Stated goal: Could you lay out the records as a Markdown table with the columns "Row" and "Record line", starting at the first line and ending at the line that contains "minus-button[interactable]: - xyxy=(490,396,521,428)", with both ends included and blank lines left out?

Material supplied:

start

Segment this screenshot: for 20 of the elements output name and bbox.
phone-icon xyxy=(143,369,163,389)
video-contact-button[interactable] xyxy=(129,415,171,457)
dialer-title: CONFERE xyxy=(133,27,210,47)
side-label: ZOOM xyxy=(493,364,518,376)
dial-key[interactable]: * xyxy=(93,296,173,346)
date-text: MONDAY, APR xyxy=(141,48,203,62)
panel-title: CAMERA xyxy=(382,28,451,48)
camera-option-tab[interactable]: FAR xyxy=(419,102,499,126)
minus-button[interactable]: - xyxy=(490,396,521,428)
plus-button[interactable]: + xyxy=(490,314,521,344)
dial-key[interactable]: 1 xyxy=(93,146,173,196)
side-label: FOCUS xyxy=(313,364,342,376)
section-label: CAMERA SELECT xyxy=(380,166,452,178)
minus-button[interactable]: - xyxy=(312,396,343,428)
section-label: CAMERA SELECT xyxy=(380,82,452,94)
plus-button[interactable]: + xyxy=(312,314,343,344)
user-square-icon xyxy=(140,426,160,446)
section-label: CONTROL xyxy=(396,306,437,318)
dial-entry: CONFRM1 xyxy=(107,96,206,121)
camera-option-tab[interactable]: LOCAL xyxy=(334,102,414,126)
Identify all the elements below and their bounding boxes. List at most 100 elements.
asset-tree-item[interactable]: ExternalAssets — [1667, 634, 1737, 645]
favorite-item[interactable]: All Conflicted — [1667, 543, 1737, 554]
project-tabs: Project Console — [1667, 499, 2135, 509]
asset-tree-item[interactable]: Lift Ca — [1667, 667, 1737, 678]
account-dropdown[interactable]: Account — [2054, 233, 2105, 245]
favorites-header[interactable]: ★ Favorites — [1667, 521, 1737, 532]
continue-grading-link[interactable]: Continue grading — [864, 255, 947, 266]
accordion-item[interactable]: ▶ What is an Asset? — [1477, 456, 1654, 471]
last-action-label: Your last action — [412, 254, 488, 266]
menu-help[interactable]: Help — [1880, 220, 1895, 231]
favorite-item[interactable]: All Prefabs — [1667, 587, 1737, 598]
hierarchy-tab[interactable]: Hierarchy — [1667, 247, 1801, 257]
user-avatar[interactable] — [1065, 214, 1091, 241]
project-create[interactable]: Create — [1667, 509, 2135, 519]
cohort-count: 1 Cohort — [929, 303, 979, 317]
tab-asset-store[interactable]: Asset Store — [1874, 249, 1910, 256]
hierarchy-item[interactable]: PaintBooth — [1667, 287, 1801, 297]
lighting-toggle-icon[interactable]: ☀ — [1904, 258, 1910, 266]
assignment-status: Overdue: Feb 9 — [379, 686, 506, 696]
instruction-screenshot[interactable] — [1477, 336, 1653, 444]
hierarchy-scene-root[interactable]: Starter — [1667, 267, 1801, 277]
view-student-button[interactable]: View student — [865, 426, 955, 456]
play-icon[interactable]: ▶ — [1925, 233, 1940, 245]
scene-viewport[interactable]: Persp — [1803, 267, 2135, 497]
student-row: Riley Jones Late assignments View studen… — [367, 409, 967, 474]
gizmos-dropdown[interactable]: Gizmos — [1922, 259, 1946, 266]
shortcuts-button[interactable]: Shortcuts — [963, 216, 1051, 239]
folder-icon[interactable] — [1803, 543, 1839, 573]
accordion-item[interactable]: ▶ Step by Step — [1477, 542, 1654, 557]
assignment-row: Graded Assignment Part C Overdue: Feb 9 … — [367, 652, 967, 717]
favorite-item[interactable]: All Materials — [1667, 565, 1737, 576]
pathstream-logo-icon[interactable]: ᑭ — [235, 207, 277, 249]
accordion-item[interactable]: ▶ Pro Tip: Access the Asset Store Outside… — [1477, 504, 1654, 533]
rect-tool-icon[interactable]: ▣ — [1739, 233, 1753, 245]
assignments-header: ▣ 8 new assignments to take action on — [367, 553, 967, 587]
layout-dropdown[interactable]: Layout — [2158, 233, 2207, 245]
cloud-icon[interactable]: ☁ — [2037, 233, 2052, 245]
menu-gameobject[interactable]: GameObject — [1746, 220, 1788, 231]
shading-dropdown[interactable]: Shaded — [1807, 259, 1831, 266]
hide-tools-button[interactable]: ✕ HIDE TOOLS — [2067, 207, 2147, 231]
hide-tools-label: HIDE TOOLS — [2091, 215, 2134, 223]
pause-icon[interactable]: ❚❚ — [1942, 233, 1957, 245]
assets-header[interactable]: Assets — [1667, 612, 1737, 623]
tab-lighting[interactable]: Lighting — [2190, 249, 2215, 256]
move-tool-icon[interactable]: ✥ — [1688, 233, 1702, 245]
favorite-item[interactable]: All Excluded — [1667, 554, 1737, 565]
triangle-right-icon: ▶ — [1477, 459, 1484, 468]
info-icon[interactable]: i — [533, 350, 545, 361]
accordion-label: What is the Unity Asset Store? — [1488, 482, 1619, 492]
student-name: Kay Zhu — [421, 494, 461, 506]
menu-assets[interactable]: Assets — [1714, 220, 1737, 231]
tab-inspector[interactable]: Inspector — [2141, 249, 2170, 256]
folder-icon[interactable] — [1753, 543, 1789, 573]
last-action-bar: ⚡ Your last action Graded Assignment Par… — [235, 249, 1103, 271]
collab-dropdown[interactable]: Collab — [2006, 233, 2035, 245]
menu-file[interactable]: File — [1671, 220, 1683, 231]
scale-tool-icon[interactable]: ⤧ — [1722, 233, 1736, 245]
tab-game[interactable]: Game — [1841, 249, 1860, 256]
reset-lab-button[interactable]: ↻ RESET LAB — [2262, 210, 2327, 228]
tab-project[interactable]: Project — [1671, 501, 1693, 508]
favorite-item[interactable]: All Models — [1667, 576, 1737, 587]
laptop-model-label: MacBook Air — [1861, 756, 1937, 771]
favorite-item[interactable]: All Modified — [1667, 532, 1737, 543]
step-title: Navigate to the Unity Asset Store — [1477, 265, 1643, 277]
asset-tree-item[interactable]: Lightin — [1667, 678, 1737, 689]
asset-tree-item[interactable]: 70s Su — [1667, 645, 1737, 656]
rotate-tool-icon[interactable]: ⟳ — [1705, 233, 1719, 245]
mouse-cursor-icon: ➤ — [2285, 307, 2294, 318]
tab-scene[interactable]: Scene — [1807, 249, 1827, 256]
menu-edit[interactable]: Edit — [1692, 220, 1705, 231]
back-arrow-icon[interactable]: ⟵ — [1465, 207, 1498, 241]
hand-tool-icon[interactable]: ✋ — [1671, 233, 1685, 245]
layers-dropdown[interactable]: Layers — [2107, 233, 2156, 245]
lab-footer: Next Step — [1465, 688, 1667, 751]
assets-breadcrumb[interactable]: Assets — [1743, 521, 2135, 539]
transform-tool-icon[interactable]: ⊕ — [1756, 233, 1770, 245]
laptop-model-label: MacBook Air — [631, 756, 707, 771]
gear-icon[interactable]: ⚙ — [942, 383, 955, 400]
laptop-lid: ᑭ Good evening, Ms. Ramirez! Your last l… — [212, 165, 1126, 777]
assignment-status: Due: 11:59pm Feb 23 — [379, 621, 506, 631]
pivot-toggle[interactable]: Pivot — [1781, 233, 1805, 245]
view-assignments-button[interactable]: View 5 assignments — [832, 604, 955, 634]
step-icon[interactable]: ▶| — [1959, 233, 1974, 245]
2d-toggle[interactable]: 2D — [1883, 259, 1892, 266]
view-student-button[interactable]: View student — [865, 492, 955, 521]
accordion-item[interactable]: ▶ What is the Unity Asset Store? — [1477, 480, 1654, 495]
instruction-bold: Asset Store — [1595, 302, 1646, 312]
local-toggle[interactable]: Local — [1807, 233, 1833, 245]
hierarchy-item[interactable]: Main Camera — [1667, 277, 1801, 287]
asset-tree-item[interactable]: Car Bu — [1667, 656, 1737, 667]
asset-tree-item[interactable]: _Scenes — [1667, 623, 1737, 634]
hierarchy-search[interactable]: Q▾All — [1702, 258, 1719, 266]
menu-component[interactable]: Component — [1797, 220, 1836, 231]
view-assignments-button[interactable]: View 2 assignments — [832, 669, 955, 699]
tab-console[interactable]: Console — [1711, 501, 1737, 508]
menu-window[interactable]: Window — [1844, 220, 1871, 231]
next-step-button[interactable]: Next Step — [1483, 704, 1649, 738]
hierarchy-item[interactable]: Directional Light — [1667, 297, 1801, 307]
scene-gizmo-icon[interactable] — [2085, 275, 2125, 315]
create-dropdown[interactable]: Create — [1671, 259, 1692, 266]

end

Exercise result:
| Row | Record line |
|---|---|
| 1 | Segment this screenshot: for 20 of the elements output name and bbox. |
| 2 | phone-icon xyxy=(143,369,163,389) |
| 3 | video-contact-button[interactable] xyxy=(129,415,171,457) |
| 4 | dialer-title: CONFERE xyxy=(133,27,210,47) |
| 5 | side-label: ZOOM xyxy=(493,364,518,376) |
| 6 | dial-key[interactable]: * xyxy=(93,296,173,346) |
| 7 | date-text: MONDAY, APR xyxy=(141,48,203,62) |
| 8 | panel-title: CAMERA xyxy=(382,28,451,48) |
| 9 | camera-option-tab[interactable]: FAR xyxy=(419,102,499,126) |
| 10 | minus-button[interactable]: - xyxy=(490,396,521,428) |